##### Extracted entries #####
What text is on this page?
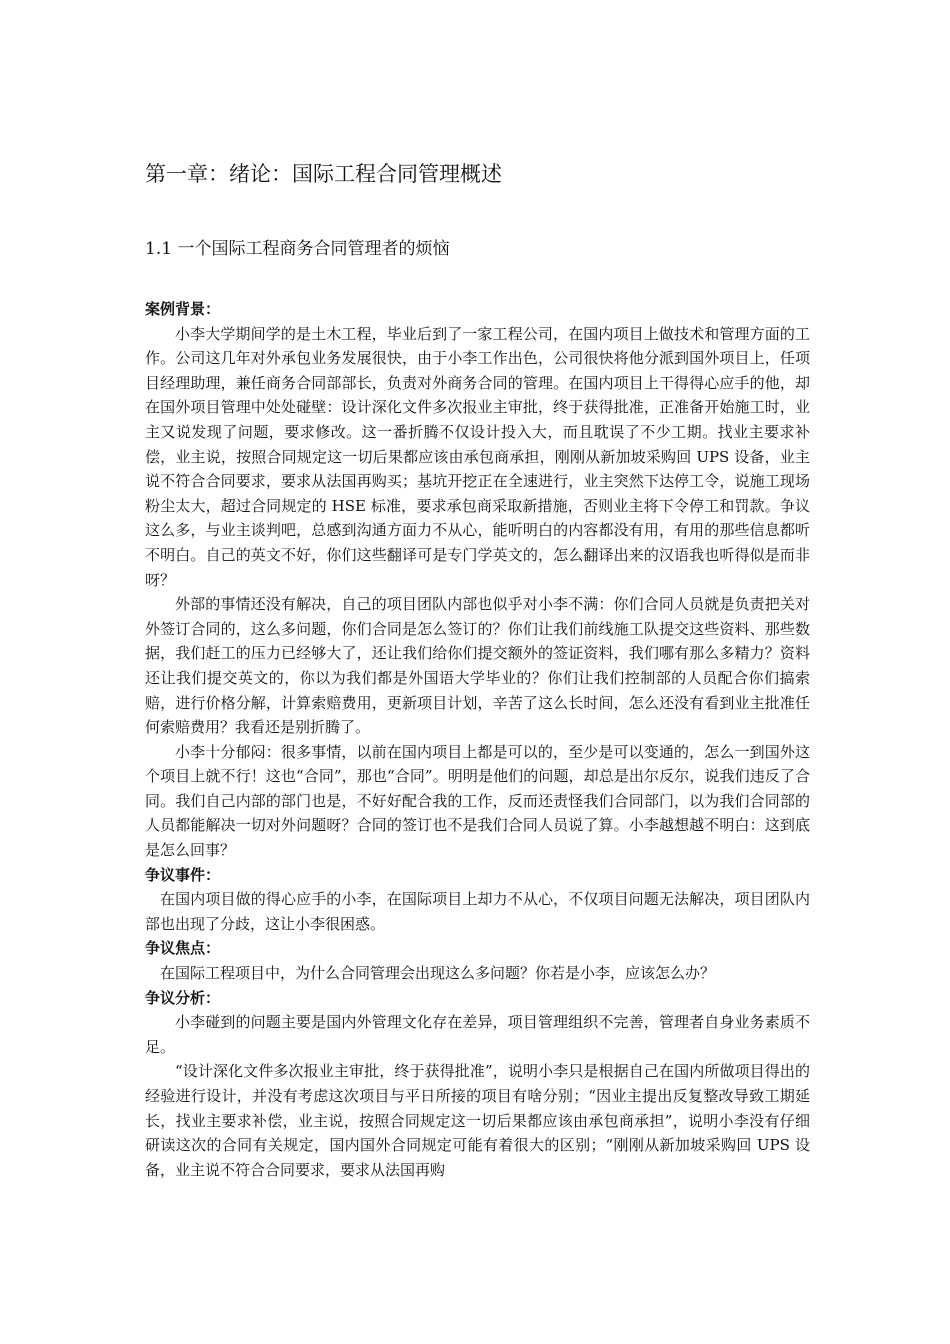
第一章：绪论：国际工程合同管理概述
1.1 一个国际工程商务合同管理者的烦恼

案例背景：

小李大学期间学的是土木工程，毕业后到了一家工程公司，在国内项目上做技术和管理方面的工作。公司这几年对外承包业务发展很快，由于小李工作出色，公司很快将他分派到国外项目上，任项目经理助理，兼任商务合同部部长，负责对外商务合同的管理。在国内项目上干得得心应手的他，却在国外项目管理中处处碰壁：设计深化文件多次报业主审批，终于获得批准，正准备开始施工时，业主又说发现了问题，要求修改。这一番折腾不仅设计投入大，而且耽误了不少工期。找业主要求补偿，业主说，按照合同规定这一切后果都应该由承包商承担，刚刚从新加坡采购回 UPS 设备，业主说不符合合同要求，要求从法国再购买；基坑开挖正在全速进行，业主突然下达停工令，说施工现场粉尘太大，超过合同规定的 HSE 标准，要求承包商采取新措施，否则业主将下令停工和罚款。争议这么多，与业主谈判吧，总感到沟通方面力不从心，能听明白的内容都没有用，有用的那些信息都听不明白。自己的英文不好，你们这些翻译可是专门学英文的，怎么翻译出来的汉语我也听得似是而非呀？

外部的事情还没有解决，自己的项目团队内部也似乎对小李不满：你们合同人员就是负责把关对外签订合同的，这么多问题，你们合同是怎么签订的？你们让我们前线施工队提交这些资料、那些数据，我们赶工的压力已经够大了，还让我们给你们提交额外的签证资料，我们哪有那么多精力？资料还让我们提交英文的，你以为我们都是外国语大学毕业的？你们让我们控制部的人员配合你们搞索赔，进行价格分解，计算索赔费用，更新项目计划，辛苦了这么长时间，怎么还没有看到业主批准任何索赔费用？我看还是别折腾了。

小李十分郁闷：很多事情，以前在国内项目上都是可以的，至少是可以变通的，怎么一到国外这个项目上就不行！这也“合同”，那也“合同”。明明是他们的问题，却总是出尔反尔，说我们违反了合同。我们自己内部的部门也是，不好好配合我的工作，反而还责怪我们合同部门，以为我们合同部的人员都能解决一切对外问题呀？合同的签订也不是我们合同人员说了算。小李越想越不明白：这到底是怎么回事？

争议事件：

在国内项目做的得心应手的小李，在国际项目上却力不从心，不仅项目问题无法解决，项目团队内部也出现了分歧，这让小李很困惑。

争议焦点：

在国际工程项目中，为什么合同管理会出现这么多问题？你若是小李，应该怎么办？

争议分析：

小李碰到的问题主要是国内外管理文化存在差异，项目管理组织不完善，管理者自身业务素质不足。

“设计深化文件多次报业主审批，终于获得批准”，说明小李只是根据自己在国内所做项目得出的经验进行设计，并没有考虑这次项目与平日所接的项目有啥分别；“因业主提出反复整改导致工期延长，找业主要求补偿，业主说，按照合同规定这一切后果都应该由承包商承担”，说明小李没有仔细研读这次的合同有关规定，国内国外合同规定可能有着很大的区别；“刚刚从新加坡采购回 UPS 设备，业主说不符合合同要求，要求从法国再购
#####
Task to complete:
Look over the records above and copy each line that includes the string "按照合同规定这一切后果都应该由承包商承担".

Result below:
小李大学期间学的是土木工程，毕业后到了一家工程公司，在国内项目上做技术和管理方面的工作。公司这几年对外承包业务发展很快，由于小李工作出色，公司很快将他分派到国外项目上，任项目经理助理，兼任商务合同部部长，负责对外商务合同的管理。在国内项目上干得得心应手的他，却在国外项目管理中处处碰壁：设计深化文件多次报业主审批，终于获得批准，正准备开始施工时，业主又说发现了问题，要求修改。这一番折腾不仅设计投入大，而且耽误了不少工期。找业主要求补偿，业主说，按照合同规定这一切后果都应该由承包商承担，刚刚从新加坡采购回 UPS 设备，业主说不符合合同要求，要求从法国再购买；基坑开挖正在全速进行，业主突然下达停工令，说施工现场粉尘太大，超过合同规定的 HSE 标准，要求承包商采取新措施，否则业主将下令停工和罚款。争议这么多，与业主谈判吧，总感到沟通方面力不从心，能听明白的内容都没有用，有用的那些信息都听不明白。自己的英文不好，你们这些翻译可是专门学英文的，怎么翻译出来的汉语我也听得似是而非呀？
“设计深化文件多次报业主审批，终于获得批准”，说明小李只是根据自己在国内所做项目得出的经验进行设计，并没有考虑这次项目与平日所接的项目有啥分别；“因业主提出反复整改导致工期延长，找业主要求补偿，业主说，按照合同规定这一切后果都应该由承包商承担”，说明小李没有仔细研读这次的合同有关规定，国内国外合同规定可能有着很大的区别；“刚刚从新加坡采购回 UPS 设备，业主说不符合合同要求，要求从法国再购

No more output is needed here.